Page excerpt
_ _ _ _
2556 SeatGuru images


## Create DataFrame

In [6]:
# List of all matrices (images)
seatguru_imgs = list()
for i in range(nb_images):
    img = imread(seatguru_path + img_list[i])
    seatguru_imgs.append(img)

# Init the dataframe that will contain all basic info about images
seatguru_df = pd.DataFrame(columns=['name', 'format', 'height', 'width',
                                    'height_to_width', 'ncol', 'aircraft_manufacturer', 'aircraft_type'])
seatguru_df.name = img_list

# Apply function to fill in DataFrame
seatguru_df = get_imgs_formats(seatguru_imgs, seatguru_df)

# Aircraft manufacturers
aircraft_manufacturers = ['Airbus' if 'Airbus' in seatguru_df.name[k]
                          else 'Boeing' if 'Boeing' in seatguru_df.name[k]
                          else 'Other' for k in range(len(seatguru_df))]

# Aircraft types
aircraft_types = [name.split('_')[name.split('_').index(aircraft_manufacturer) + 1].split('-')[0]
                  if aircraft_manufacturer in name.split('_') else ''
                  for name, aircraft_manufacturer in zip(seatguru_df.name, aircraft_manufacturers)]

# Add missing As for Airbus aircrafts
aircraft_types = [aircraft_types[k]
                  if ('A' in aircraft_types[k] or '7' in aircraft_types[k] or aircraft_types[k] == '')
                  else 'A' + aircraft_types[k] for k in range(len(aircraft_types))]

# Remove Airbus 'neos' because we don't need that much detail
aircraft_types = [aircraft_types[k].replace(
    'neo', '') for k in range(len(aircraft_types))]

# Remove Ds
aircraft_types = [aircraft_types[k].replace(
    'D', '') for k in range(len(aircraft_types))]

# Fill in dataframe columns
seatguru_df.aircraft_manufacturer = aircraft_manufacturers
seatguru_df.aircraft_type = aircraft_types

In [7]:
seatguru_df.head()
_ _ _ _
Stored rows

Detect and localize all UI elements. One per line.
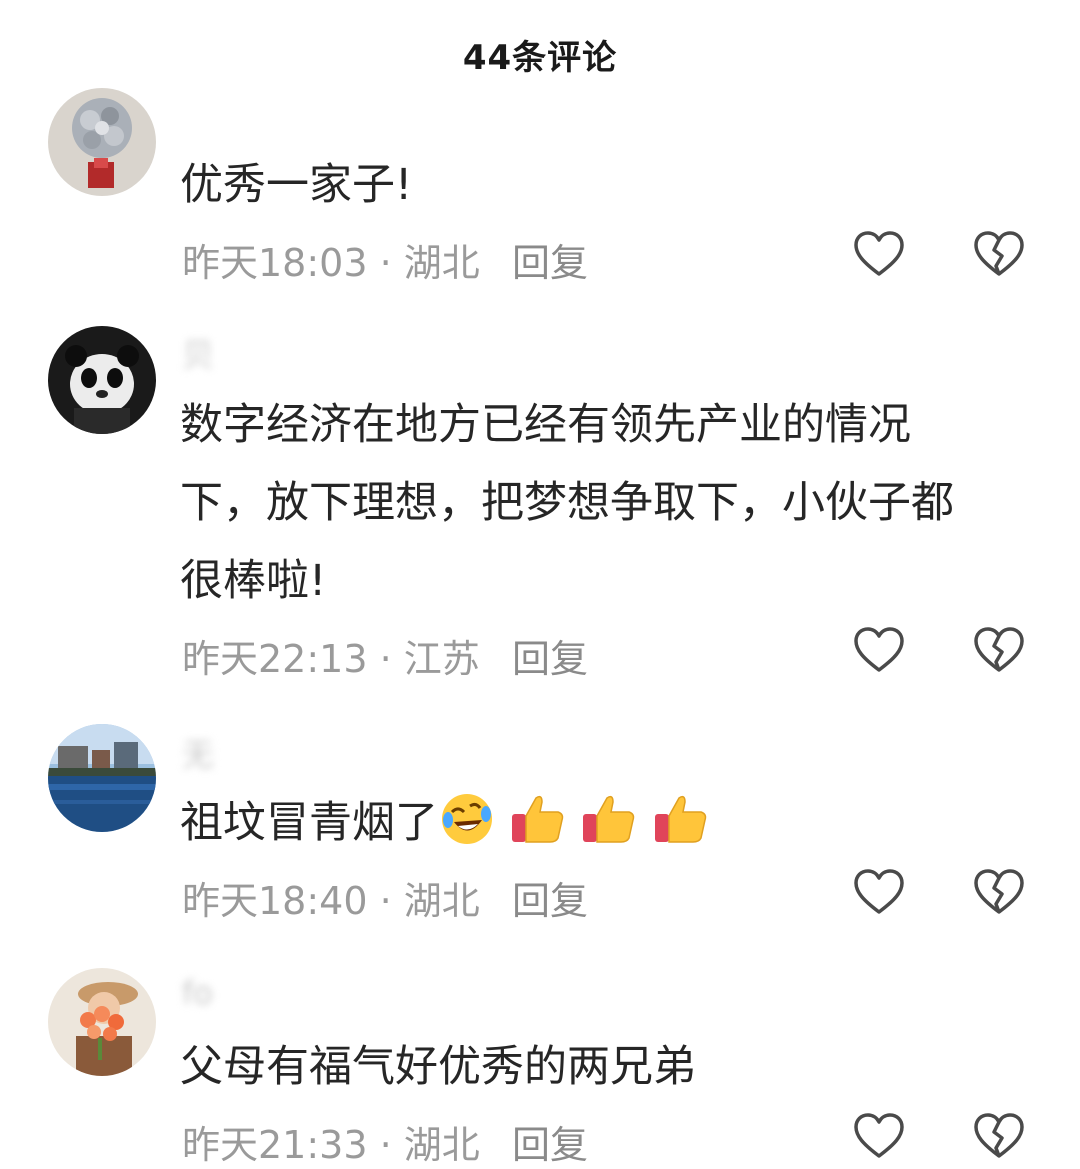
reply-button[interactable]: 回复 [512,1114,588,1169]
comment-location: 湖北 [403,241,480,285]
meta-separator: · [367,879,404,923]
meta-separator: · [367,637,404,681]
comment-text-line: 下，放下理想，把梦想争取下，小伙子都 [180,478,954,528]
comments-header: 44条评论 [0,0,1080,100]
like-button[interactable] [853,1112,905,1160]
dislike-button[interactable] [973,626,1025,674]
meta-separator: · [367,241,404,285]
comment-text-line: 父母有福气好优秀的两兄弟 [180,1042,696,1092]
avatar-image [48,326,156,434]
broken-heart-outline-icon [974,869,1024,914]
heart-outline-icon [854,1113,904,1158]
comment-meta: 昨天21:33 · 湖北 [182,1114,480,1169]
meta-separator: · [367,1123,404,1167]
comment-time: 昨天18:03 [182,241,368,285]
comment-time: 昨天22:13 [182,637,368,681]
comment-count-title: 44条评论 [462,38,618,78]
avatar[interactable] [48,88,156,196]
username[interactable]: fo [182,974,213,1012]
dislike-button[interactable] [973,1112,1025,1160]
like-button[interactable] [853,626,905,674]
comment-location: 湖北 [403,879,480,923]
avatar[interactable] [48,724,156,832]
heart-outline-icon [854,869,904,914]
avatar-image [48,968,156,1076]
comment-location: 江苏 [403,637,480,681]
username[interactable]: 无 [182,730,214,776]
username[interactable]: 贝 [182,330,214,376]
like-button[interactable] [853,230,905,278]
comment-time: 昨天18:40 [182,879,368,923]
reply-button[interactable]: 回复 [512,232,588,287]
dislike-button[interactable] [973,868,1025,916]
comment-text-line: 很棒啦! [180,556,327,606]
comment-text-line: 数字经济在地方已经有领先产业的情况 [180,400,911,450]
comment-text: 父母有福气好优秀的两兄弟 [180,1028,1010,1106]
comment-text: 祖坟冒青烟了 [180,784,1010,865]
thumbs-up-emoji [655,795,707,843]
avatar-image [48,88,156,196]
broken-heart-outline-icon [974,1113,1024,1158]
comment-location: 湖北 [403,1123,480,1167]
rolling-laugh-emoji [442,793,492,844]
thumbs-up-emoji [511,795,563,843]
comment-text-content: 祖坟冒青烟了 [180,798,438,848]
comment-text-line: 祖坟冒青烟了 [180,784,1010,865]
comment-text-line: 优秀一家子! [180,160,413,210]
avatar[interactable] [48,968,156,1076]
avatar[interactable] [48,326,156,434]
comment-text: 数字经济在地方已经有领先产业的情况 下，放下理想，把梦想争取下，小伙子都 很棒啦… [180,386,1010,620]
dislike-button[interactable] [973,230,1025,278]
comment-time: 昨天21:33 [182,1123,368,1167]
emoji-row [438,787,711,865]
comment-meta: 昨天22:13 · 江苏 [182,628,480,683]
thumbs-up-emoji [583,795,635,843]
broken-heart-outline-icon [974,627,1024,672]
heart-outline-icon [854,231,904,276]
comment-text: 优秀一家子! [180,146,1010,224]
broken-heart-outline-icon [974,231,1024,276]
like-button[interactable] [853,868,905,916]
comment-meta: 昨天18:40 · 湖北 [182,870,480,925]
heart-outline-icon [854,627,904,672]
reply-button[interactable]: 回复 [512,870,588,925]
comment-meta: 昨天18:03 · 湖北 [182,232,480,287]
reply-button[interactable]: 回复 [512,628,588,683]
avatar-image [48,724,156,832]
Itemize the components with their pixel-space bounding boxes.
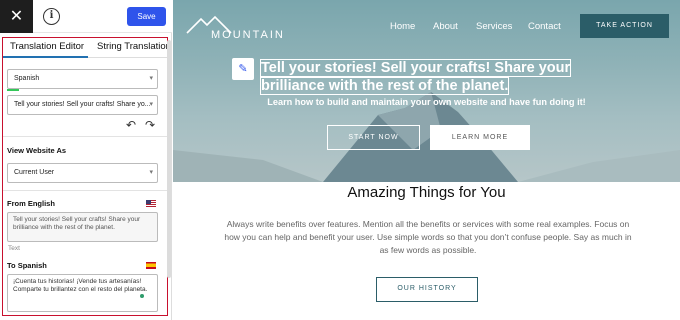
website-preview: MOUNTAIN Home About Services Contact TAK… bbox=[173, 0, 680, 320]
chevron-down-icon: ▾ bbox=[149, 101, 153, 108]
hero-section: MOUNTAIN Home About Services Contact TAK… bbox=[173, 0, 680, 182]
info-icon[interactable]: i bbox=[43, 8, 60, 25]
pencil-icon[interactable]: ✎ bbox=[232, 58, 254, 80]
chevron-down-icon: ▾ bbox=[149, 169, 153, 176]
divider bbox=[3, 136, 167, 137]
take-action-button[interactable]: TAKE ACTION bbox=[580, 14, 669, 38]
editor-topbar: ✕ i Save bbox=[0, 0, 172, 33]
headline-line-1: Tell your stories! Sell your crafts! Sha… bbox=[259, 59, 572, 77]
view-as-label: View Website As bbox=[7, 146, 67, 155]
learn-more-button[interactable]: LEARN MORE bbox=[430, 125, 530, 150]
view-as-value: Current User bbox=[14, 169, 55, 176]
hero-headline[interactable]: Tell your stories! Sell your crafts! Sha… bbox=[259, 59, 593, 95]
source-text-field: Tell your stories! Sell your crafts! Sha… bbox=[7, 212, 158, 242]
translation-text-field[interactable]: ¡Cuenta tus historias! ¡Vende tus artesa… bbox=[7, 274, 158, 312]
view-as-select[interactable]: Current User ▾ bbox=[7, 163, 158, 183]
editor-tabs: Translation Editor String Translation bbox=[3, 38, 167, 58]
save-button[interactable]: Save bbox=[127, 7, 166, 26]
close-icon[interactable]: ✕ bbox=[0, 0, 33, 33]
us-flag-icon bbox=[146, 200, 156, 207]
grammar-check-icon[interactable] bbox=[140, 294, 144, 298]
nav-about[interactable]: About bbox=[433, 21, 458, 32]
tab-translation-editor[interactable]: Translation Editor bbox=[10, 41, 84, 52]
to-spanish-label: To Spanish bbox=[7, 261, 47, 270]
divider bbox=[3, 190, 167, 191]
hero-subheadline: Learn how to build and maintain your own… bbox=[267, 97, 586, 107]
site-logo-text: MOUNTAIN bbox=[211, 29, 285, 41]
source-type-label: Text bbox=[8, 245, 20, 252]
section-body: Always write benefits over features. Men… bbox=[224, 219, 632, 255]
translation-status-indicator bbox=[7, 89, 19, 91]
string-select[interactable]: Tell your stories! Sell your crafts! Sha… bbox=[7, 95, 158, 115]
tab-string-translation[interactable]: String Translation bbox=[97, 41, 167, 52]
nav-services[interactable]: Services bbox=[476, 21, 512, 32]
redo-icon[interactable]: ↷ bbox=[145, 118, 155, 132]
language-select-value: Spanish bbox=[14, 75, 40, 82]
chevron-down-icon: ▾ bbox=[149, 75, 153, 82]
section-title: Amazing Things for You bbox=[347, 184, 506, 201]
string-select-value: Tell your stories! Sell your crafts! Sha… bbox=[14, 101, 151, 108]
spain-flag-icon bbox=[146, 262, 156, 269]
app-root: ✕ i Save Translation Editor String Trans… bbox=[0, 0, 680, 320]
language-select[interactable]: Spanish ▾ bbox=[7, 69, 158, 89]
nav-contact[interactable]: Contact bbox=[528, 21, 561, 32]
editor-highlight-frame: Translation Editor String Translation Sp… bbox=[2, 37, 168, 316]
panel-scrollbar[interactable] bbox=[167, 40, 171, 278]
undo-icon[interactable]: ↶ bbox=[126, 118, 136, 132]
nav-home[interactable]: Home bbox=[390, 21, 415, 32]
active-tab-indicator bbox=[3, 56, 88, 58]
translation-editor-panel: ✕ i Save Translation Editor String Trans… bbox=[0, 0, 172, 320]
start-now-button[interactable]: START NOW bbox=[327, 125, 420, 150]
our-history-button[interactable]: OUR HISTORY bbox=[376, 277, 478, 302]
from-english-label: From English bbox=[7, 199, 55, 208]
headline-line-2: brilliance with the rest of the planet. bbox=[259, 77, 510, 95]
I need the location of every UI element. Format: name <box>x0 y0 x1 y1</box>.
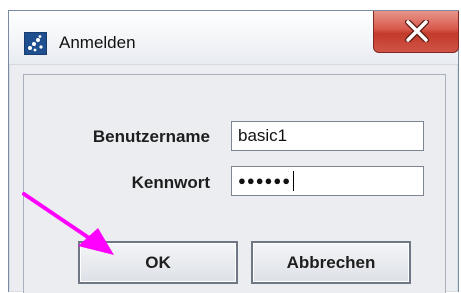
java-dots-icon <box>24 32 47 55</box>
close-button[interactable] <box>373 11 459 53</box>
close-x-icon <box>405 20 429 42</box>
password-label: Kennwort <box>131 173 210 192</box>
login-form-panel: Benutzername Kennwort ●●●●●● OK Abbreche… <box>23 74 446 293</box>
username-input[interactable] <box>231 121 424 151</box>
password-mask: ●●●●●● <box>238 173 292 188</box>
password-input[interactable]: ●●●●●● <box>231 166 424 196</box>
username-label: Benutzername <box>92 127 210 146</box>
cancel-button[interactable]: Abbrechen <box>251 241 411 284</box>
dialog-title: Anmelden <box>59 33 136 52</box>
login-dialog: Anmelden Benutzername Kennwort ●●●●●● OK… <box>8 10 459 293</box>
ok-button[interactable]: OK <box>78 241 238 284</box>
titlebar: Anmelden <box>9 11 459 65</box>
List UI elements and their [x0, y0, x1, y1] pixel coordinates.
_ _ _ _
Task requirements
1. From the SeatGuru notebook excerpt, extract the passage starting at "# Init the dataframe" and ending at "seatguru_df = get_imgs_formats(seatguru_imgs, seatguru_df)".
2. In the SeatGuru notebook excerpt, what manufacturer label does an image get when its name contains neither "Airbus" nor "Boeing"?

Responses
1.
# Init the dataframe that will contain all basic info about images
seatguru_df = pd.DataFrame(columns=['name', 'format', 'height', 'width',
                                    'height_to_width', 'ncol', 'aircraft_manufacturer', 'aircraft_type'])
seatguru_df.name = img_list

# Apply function to fill in DataFrame
seatguru_df = get_imgs_formats(seatguru_imgs, seatguru_df)

2. "Other"